### What to produce
Report all lines holding "title".

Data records
++++

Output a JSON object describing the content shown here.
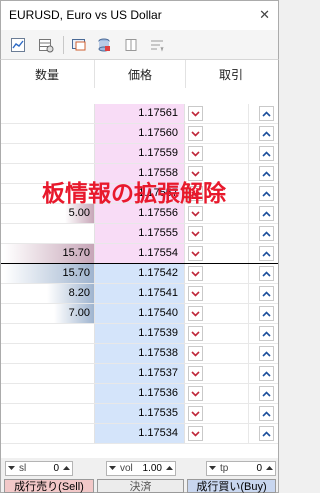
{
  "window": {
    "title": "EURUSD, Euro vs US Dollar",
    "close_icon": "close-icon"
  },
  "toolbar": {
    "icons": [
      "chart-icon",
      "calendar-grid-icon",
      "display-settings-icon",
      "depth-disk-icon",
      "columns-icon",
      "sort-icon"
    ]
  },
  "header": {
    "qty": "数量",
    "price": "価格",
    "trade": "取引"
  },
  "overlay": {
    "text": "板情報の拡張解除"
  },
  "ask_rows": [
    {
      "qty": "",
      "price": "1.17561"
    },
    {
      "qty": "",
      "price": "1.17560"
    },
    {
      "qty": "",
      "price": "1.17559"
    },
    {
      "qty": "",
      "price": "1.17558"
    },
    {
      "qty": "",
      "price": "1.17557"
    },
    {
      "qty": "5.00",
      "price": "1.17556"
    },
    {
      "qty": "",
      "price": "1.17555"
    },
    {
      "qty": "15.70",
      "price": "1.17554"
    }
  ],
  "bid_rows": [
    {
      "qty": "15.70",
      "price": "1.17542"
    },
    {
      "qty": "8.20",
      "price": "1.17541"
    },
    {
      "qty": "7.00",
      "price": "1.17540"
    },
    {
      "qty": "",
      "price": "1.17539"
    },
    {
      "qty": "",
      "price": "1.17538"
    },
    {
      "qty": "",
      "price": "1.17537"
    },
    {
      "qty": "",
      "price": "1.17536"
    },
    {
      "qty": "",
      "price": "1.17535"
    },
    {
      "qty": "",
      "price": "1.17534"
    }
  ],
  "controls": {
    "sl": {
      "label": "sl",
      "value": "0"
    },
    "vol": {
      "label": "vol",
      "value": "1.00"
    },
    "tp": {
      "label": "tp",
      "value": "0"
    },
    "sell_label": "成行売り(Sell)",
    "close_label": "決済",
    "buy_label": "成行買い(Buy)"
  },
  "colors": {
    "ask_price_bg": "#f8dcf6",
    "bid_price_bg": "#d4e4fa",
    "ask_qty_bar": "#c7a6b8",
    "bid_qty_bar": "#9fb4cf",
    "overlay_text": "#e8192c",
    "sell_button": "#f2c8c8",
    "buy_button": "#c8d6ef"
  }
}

++++

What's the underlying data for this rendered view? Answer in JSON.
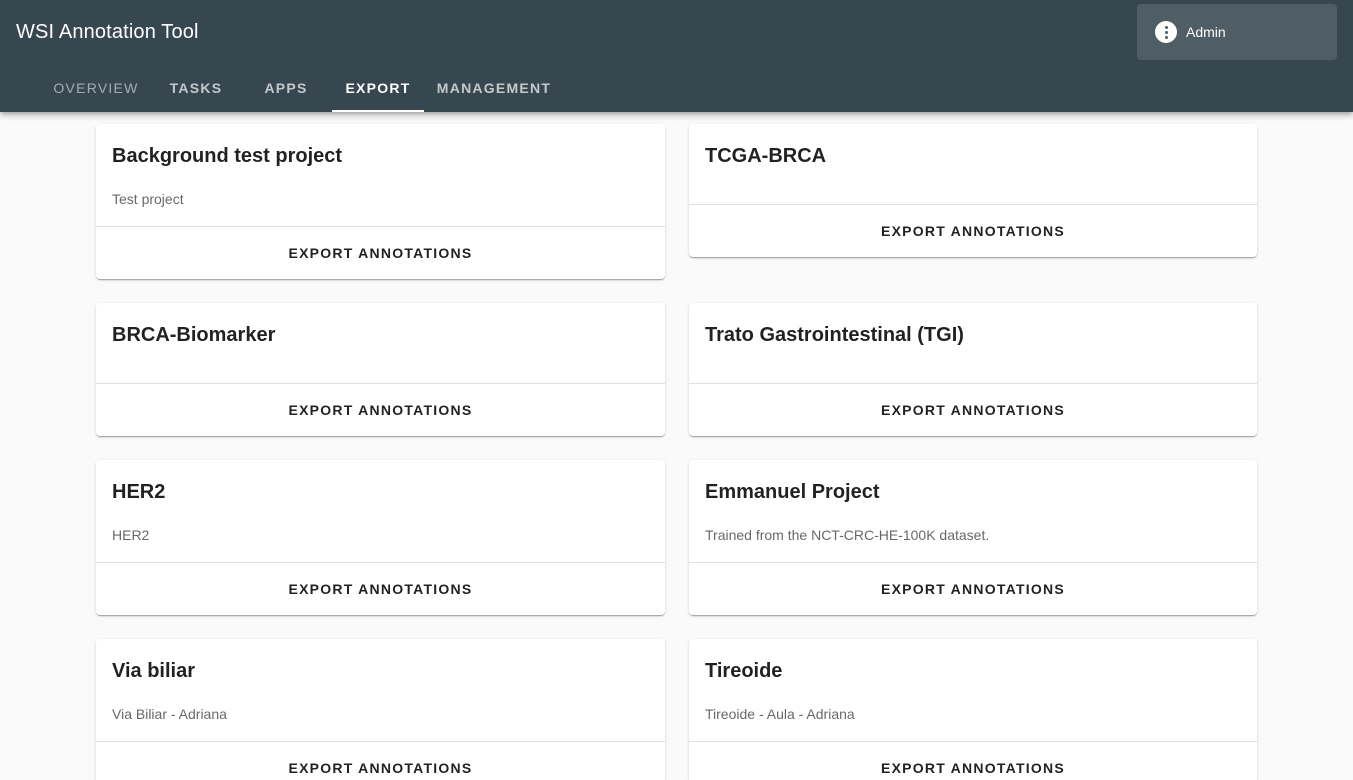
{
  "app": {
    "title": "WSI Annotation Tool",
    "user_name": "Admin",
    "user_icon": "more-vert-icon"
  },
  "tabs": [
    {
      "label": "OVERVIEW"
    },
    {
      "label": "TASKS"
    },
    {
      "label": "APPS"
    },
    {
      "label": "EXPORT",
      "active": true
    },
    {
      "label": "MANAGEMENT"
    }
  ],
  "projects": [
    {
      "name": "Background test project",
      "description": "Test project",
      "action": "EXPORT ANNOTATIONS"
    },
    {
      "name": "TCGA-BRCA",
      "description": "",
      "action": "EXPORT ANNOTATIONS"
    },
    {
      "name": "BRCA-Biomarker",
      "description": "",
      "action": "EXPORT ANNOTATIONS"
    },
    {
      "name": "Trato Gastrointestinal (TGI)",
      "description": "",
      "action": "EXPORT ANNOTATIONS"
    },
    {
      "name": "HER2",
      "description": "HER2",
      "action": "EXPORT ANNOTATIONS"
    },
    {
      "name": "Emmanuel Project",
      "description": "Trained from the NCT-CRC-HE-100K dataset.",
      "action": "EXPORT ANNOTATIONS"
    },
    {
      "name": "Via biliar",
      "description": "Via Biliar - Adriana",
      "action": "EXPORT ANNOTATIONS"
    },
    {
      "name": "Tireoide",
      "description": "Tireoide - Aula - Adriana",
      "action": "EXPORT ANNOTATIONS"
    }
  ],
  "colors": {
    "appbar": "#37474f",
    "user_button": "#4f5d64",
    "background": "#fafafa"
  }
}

++++

### Written answer
    "title": "EURUSD, Euro vs US Dollar",
    "title": "WSI Annotation Tool",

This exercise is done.